Start of INFORMATION PROVIDED
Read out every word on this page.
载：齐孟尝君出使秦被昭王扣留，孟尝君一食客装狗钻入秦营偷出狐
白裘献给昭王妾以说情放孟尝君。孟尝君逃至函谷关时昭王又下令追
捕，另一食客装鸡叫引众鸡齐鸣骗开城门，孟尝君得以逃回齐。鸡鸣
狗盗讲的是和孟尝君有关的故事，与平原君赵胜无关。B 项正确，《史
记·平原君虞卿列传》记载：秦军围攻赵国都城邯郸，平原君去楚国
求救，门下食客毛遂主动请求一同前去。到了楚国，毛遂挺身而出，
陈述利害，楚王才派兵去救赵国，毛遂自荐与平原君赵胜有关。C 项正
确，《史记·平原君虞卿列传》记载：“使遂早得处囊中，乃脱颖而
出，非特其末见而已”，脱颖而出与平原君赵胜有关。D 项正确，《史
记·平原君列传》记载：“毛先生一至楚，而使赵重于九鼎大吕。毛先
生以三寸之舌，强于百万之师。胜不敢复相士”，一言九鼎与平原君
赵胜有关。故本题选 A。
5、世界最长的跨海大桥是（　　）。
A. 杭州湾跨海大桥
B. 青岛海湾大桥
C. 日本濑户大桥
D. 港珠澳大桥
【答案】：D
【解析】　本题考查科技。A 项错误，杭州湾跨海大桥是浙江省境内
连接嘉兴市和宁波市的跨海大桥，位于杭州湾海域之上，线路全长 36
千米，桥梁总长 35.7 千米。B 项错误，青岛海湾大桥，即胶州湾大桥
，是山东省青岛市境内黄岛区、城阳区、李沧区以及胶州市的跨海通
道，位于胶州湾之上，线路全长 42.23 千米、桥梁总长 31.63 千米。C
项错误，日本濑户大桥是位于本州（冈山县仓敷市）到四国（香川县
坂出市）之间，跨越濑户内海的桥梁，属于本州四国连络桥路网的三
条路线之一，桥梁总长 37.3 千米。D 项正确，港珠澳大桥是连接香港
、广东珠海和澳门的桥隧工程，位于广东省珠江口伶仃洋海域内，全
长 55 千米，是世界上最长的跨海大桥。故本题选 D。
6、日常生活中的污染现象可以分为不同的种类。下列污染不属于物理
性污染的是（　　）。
End of INFORMATION PROVIDED
Produce an exact copy of all the records.

** ANSWER TO THE PROBLEM **
Read out every word on this page.
载：齐孟尝君出使秦被昭王扣留，孟尝君一食客装狗钻入秦营偷出狐
白裘献给昭王妾以说情放孟尝君。孟尝君逃至函谷关时昭王又下令追
捕，另一食客装鸡叫引众鸡齐鸣骗开城门，孟尝君得以逃回齐。鸡鸣
狗盗讲的是和孟尝君有关的故事，与平原君赵胜无关。B 项正确，《史
记·平原君虞卿列传》记载：秦军围攻赵国都城邯郸，平原君去楚国
求救，门下食客毛遂主动请求一同前去。到了楚国，毛遂挺身而出，
陈述利害，楚王才派兵去救赵国，毛遂自荐与平原君赵胜有关。C 项正
确，《史记·平原君虞卿列传》记载：“使遂早得处囊中，乃脱颖而
出，非特其末见而已”，脱颖而出与平原君赵胜有关。D 项正确，《史
记·平原君列传》记载：“毛先生一至楚，而使赵重于九鼎大吕。毛先
生以三寸之舌，强于百万之师。胜不敢复相士”，一言九鼎与平原君
赵胜有关。故本题选 A。
5、世界最长的跨海大桥是（　　）。
A. 杭州湾跨海大桥
B. 青岛海湾大桥
C. 日本濑户大桥
D. 港珠澳大桥
【答案】：D
【解析】　本题考查科技。A 项错误，杭州湾跨海大桥是浙江省境内
连接嘉兴市和宁波市的跨海大桥，位于杭州湾海域之上，线路全长 36
千米，桥梁总长 35.7 千米。B 项错误，青岛海湾大桥，即胶州湾大桥
，是山东省青岛市境内黄岛区、城阳区、李沧区以及胶州市的跨海通
道，位于胶州湾之上，线路全长 42.23 千米、桥梁总长 31.63 千米。C
项错误，日本濑户大桥是位于本州（冈山县仓敷市）到四国（香川县
坂出市）之间，跨越濑户内海的桥梁，属于本州四国连络桥路网的三
条路线之一，桥梁总长 37.3 千米。D 项正确，港珠澳大桥是连接香港
、广东珠海和澳门的桥隧工程，位于广东省珠江口伶仃洋海域内，全
长 55 千米，是世界上最长的跨海大桥。故本题选 D。
6、日常生活中的污染现象可以分为不同的种类。下列污染不属于物理
性污染的是（　　）。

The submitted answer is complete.